Exercise task: Copy out each line that has "page" in it.
####
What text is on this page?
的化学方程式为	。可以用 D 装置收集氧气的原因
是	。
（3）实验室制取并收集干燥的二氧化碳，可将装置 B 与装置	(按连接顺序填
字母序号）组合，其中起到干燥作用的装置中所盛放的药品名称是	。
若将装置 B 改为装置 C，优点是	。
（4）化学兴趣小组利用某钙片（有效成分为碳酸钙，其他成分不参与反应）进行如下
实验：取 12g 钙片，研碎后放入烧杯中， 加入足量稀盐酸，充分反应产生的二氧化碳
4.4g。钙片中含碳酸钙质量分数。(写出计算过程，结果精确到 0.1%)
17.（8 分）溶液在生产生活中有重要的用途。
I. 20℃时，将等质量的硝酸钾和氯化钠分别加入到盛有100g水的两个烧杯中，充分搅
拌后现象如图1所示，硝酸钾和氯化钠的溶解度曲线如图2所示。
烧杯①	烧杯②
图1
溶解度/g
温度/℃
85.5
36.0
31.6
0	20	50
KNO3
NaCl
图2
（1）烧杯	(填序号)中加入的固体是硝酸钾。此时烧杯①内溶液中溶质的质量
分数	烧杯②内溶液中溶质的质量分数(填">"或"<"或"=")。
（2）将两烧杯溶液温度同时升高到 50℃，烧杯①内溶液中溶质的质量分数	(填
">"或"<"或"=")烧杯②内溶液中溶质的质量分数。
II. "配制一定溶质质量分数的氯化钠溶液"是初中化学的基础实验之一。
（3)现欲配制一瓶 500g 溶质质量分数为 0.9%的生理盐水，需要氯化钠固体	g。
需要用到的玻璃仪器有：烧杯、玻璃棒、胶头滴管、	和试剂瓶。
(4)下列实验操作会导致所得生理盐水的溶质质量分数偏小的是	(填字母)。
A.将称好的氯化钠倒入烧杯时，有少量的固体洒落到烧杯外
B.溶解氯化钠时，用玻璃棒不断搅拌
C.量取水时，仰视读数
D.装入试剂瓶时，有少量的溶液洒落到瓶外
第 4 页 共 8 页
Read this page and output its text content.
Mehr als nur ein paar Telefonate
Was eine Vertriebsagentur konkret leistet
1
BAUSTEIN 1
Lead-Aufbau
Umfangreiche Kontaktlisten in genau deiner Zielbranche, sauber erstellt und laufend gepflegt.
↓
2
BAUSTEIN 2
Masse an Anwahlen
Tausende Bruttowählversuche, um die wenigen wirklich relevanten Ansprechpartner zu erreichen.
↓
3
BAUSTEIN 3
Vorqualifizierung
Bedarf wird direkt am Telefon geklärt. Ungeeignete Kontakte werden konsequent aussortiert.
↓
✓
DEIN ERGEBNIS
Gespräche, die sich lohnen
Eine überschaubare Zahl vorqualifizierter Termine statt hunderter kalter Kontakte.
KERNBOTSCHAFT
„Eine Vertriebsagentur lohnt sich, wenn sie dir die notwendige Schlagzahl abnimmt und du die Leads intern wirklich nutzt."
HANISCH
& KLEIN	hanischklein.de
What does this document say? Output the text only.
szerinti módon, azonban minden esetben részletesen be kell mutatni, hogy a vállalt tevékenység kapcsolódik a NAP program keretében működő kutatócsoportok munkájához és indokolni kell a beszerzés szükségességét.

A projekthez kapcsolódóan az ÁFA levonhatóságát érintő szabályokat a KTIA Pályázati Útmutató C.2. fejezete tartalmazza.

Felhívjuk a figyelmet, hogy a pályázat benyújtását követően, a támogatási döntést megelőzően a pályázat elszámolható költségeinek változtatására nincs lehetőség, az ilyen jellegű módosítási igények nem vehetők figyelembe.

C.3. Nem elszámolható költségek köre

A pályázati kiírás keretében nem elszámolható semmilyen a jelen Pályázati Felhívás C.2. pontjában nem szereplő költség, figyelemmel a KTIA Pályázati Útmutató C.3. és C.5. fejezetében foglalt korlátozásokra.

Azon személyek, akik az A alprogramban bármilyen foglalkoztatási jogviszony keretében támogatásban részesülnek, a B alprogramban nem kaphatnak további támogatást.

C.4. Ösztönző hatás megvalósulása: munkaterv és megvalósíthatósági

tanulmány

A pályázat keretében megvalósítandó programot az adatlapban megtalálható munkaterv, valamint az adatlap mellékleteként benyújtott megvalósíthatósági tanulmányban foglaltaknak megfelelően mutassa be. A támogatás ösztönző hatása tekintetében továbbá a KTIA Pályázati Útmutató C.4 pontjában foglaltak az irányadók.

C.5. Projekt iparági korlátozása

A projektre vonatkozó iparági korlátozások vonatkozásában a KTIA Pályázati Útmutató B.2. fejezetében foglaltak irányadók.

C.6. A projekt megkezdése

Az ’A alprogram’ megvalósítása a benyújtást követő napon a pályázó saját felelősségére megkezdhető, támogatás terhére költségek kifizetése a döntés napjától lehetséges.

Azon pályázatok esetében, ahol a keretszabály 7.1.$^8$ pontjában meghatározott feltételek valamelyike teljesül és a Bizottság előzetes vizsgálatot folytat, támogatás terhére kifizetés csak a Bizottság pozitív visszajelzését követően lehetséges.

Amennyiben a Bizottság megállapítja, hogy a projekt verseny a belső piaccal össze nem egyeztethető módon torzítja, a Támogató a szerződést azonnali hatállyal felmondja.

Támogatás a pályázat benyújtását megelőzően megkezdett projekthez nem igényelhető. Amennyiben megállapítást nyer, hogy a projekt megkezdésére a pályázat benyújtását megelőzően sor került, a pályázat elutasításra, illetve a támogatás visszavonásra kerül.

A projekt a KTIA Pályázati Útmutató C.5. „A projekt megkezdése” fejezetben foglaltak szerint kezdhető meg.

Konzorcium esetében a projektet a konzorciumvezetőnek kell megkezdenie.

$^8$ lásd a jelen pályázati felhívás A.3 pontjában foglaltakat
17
####
Exercise answer:
What text is on this page?
Read this page and output its text content.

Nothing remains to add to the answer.